## start DATA LINES
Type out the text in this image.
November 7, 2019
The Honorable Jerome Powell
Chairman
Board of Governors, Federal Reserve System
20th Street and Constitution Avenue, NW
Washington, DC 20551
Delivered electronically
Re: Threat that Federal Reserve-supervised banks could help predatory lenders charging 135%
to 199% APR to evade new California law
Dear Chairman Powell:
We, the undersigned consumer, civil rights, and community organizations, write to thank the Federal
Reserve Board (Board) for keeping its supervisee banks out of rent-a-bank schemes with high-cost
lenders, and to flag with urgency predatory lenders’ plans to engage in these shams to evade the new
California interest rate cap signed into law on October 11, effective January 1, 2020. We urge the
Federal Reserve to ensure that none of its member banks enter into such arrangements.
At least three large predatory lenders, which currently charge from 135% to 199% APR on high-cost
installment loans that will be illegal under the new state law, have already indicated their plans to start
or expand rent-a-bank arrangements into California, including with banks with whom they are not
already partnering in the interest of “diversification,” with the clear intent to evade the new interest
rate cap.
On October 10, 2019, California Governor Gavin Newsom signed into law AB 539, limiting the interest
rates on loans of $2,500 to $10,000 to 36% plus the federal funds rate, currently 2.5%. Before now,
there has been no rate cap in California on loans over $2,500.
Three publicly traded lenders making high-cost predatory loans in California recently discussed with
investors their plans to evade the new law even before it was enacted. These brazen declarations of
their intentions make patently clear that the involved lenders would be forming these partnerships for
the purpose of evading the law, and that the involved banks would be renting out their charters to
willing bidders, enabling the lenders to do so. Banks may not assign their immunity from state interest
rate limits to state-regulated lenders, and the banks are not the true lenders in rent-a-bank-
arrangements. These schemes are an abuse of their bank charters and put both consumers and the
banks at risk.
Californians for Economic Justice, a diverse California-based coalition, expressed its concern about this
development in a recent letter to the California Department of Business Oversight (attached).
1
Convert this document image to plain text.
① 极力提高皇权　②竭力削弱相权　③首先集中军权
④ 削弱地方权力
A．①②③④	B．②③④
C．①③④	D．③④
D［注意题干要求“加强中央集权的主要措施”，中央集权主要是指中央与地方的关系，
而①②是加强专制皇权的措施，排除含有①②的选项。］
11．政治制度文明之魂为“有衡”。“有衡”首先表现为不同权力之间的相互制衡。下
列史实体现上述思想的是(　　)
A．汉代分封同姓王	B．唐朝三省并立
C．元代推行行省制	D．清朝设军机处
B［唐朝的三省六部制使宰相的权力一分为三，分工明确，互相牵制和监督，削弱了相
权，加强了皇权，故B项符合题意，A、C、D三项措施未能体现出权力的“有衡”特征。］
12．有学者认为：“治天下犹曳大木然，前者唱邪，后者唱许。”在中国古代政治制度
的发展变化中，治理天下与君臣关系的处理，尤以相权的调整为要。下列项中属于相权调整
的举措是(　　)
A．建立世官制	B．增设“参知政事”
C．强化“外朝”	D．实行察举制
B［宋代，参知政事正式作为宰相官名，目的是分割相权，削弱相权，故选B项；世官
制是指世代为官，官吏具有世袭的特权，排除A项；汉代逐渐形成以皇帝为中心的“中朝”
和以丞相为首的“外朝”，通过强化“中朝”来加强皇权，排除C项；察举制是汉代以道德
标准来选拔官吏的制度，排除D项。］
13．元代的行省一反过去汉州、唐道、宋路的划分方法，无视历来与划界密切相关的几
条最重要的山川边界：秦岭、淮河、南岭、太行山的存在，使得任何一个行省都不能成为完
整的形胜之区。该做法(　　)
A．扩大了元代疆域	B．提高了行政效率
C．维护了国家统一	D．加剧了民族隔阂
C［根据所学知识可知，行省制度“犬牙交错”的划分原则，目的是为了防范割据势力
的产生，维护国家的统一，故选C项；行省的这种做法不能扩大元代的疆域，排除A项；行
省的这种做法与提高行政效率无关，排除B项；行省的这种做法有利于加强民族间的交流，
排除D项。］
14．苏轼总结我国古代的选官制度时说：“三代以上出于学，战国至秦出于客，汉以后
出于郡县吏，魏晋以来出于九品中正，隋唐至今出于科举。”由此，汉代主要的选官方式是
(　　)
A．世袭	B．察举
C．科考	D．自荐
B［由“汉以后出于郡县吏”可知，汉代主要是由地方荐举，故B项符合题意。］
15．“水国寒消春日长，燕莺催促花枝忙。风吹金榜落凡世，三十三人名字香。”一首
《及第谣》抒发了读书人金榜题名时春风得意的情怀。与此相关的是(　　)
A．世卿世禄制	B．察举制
## end DATA LINES
* SET PROBLEM *
Pick out every line above that holds the word "Board" and copy it.

* RESPONSE *
Board of Governors, Federal Reserve System
Reserve Board (Board) for keeping its supervisee banks out of rent-a-bank schemes with high-cost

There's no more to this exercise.